## Given records
⁂

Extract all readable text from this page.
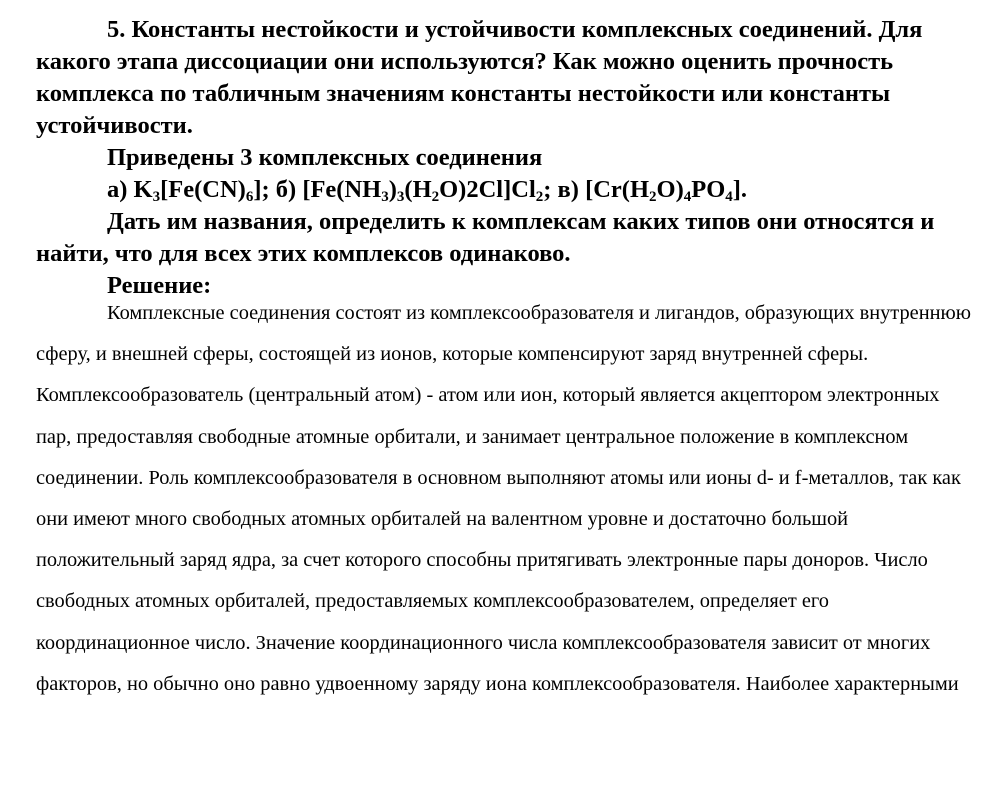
5. Константы нестойкости и устойчивости комплексных соединений. Для какого этапа диссоциации они используются? Как можно оценить прочность комплекса по табличным значениям константы нестойкости или константы устойчивости.

Приведены 3 комплексных соединения

а) $K_3[Fe(CN)_6]$; б) $[Fe(NH_3)_3(H_2O)2Cl]Cl_2$; в) $[Cr(H_2O)_4PO_4]$.

Дать им названия, определить к комплексам каких типов они относятся и найти, что для всех этих комплексов одинаково.

Решение:

Комплексные соединения состоят из комплексообразователя и лигандов, образующих внутреннюю сферу, и внешней сферы, состоящей из ионов, которые компенсируют заряд внутренней сферы. Комплексообразователь (центральный атом) - атом или ион, который является акцептором электронных пар, предоставляя свободные атомные орбитали, и занимает центральное положение в комплексном соединении. Роль комплексообразователя в основном выполняют атомы или ионы d- и f-металлов, так как они имеют много свободных атомных орбиталей на валентном уровне и достаточно большой положительный заряд ядра, за счет которого способны притягивать электронные пары доноров. Число свободных атомных орбиталей, предоставляемых комплексообразователем, определяет его координационное число. Значение координационного числа комплексообразователя зависит от многих факторов, но обычно оно равно удвоенному заряду иона комплексообразователя. Наиболее характерными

⁂

## Task statement
Every entry must be transcribed exactly. Pictures do not belong in the copy.

## Written answer
Extract all readable text from this page.
5. Константы нестойкости и устойчивости комплексных соединений. Для какого этапа диссоциации они используются? Как можно оценить прочность комплекса по табличным значениям константы нестойкости или константы устойчивости.

Приведены 3 комплексных соединения

а) $K_3[Fe(CN)_6]$; б) $[Fe(NH_3)_3(H_2O)2Cl]Cl_2$; в) $[Cr(H_2O)_4PO_4]$.

Дать им названия, определить к комплексам каких типов они относятся и найти, что для всех этих комплексов одинаково.

Решение:

Комплексные соединения состоят из комплексообразователя и лигандов, образующих внутреннюю сферу, и внешней сферы, состоящей из ионов, которые компенсируют заряд внутренней сферы. Комплексообразователь (центральный атом) - атом или ион, который является акцептором электронных пар, предоставляя свободные атомные орбитали, и занимает центральное положение в комплексном соединении. Роль комплексообразователя в основном выполняют атомы или ионы d- и f-металлов, так как они имеют много свободных атомных орбиталей на валентном уровне и достаточно большой положительный заряд ядра, за счет которого способны притягивать электронные пары доноров. Число свободных атомных орбиталей, предоставляемых комплексообразователем, определяет его координационное число. Значение координационного числа комплексообразователя зависит от многих факторов, но обычно оно равно удвоенному заряду иона комплексообразователя. Наиболее характерными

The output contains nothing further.